*** Records shown ***

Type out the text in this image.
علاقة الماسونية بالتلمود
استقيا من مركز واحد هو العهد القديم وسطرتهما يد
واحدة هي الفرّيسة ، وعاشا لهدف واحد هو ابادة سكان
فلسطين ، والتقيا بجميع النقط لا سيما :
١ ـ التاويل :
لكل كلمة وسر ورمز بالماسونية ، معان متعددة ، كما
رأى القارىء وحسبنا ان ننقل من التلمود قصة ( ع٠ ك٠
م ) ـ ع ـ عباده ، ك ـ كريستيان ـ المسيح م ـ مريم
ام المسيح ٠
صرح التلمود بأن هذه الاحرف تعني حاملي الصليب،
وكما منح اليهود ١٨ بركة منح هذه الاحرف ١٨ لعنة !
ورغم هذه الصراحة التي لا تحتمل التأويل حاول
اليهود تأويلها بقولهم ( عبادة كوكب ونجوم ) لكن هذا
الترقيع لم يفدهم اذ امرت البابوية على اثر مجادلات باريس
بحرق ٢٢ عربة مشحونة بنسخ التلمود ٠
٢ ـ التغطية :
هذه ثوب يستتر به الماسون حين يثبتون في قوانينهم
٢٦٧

***
*** Records shown ***

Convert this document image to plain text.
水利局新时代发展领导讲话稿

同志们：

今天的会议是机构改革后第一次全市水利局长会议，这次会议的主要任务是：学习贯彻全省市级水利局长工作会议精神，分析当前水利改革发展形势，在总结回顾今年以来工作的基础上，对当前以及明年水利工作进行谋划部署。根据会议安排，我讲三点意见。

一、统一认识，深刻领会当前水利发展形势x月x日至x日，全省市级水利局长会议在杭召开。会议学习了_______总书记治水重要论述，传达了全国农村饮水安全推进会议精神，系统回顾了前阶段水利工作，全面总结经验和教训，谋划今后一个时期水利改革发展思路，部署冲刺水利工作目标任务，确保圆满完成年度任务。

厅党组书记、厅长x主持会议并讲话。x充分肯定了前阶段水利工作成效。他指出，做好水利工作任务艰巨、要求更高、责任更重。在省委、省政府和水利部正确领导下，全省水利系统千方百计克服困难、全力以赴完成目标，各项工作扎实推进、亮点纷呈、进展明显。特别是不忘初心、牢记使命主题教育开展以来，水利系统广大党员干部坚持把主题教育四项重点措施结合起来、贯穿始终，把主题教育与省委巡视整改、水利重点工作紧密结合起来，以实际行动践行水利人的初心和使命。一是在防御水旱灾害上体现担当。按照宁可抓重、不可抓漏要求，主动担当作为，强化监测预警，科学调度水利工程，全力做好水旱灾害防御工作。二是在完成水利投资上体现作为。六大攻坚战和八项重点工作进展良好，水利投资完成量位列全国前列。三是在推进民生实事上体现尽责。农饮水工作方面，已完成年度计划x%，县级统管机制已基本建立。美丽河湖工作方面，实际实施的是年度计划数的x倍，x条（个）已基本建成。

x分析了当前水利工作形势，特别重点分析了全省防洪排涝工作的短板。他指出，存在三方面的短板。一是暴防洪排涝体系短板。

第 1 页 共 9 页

***

Go through the entries above and copy every line containing "text".

Type out the text in this image.
Convert this document image to plain text.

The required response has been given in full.